§ **Goal**:
Repeat the listing that follows, character for character, minus the pictures.

§ **Records**:
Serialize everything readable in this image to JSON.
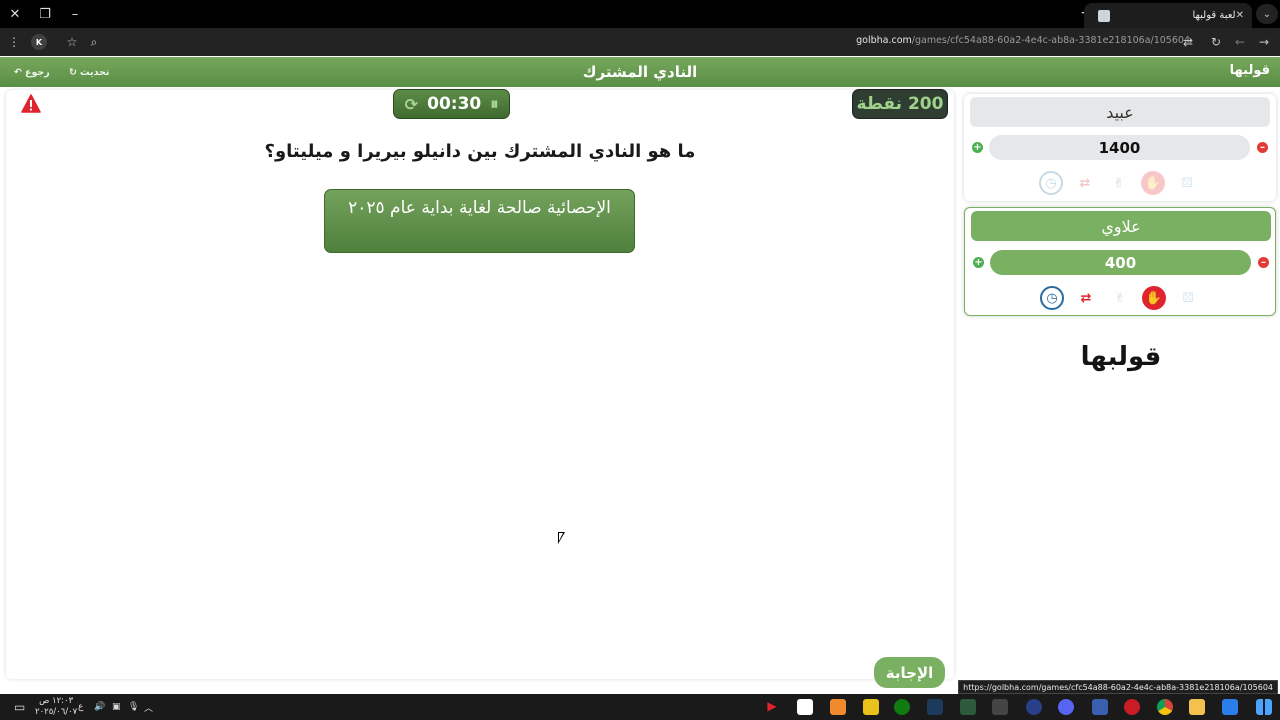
{
  "browser": {
    "tab_title": "لعبة قولبها",
    "url_host": "golbha.com",
    "url_path": "/games/cfc54a88-60a2-4e4c-ab8a-3381e218106a/105604",
    "status_url": "https://golbha.com/games/cfc54a88-60a2-4e4c-ab8a-3381e218106a/105604",
    "ext_label": "K"
  },
  "header": {
    "title": "النادي المشترك",
    "back_label": "رجوع",
    "refresh_label": "تحديث",
    "logo": "قولبها"
  },
  "game": {
    "timer": "00:30",
    "points": "200 نقطة",
    "question": "ما هو النادي المشترك بين دانيلو بيريرا و ميليتاو؟",
    "hint": "الإحصائية صالحة لغاية بداية عام ٢٠٢٥",
    "answer_label": "الإجابة"
  },
  "teams": [
    {
      "name": "عبيد",
      "score": "1400",
      "active": false
    },
    {
      "name": "علاوي",
      "score": "400",
      "active": true
    }
  ],
  "side_logo": {
    "main": "قولبها"
  },
  "taskbar": {
    "time": "١٢:٠٣ ص",
    "date": "٢٠٢٥/٠٦/٠٧",
    "lang": "ع"
  },
  "icons": {
    "warning": "warning-triangle-icon",
    "timer_refresh": "refresh-icon",
    "timer_pause": "pause-icon",
    "lifelines": [
      "stopwatch-icon",
      "swap-icon",
      "two-fingers-icon",
      "hand-stop-icon",
      "dice-icon"
    ]
  },
  "colors": {
    "brand_green": "#7ab062",
    "dark_green": "#3f6b30",
    "danger": "#e53935",
    "score_dark": "#2f3d33"
  }
}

§ **Reply to the exercise**:
Serialize everything readable in this image to JSON.
{
  "browser": {
    "tab_title": "لعبة قولبها",
    "url_host": "golbha.com",
    "url_path": "/games/cfc54a88-60a2-4e4c-ab8a-3381e218106a/105604",
    "status_url": "https://golbha.com/games/cfc54a88-60a2-4e4c-ab8a-3381e218106a/105604",
    "ext_label": "K"
  },
  "header": {
    "title": "النادي المشترك",
    "back_label": "رجوع",
    "refresh_label": "تحديث",
    "logo": "قولبها"
  },
  "game": {
    "timer": "00:30",
    "points": "200 نقطة",
    "question": "ما هو النادي المشترك بين دانيلو بيريرا و ميليتاو؟",
    "hint": "الإحصائية صالحة لغاية بداية عام ٢٠٢٥",
    "answer_label": "الإجابة"
  },
  "teams": [
    {
      "name": "عبيد",
      "score": "1400",
      "active": false
    },
    {
      "name": "علاوي",
      "score": "400",
      "active": true
    }
  ],
  "side_logo": {
    "main": "قولبها"
  },
  "taskbar": {
    "time": "١٢:٠٣ ص",
    "date": "٢٠٢٥/٠٦/٠٧",
    "lang": "ع"
  },
  "icons": {
    "warning": "warning-triangle-icon",
    "timer_refresh": "refresh-icon",
    "timer_pause": "pause-icon",
    "lifelines": [
      "stopwatch-icon",
      "swap-icon",
      "two-fingers-icon",
      "hand-stop-icon",
      "dice-icon"
    ]
  },
  "colors": {
    "brand_green": "#7ab062",
    "dark_green": "#3f6b30",
    "danger": "#e53935",
    "score_dark": "#2f3d33"
  }
}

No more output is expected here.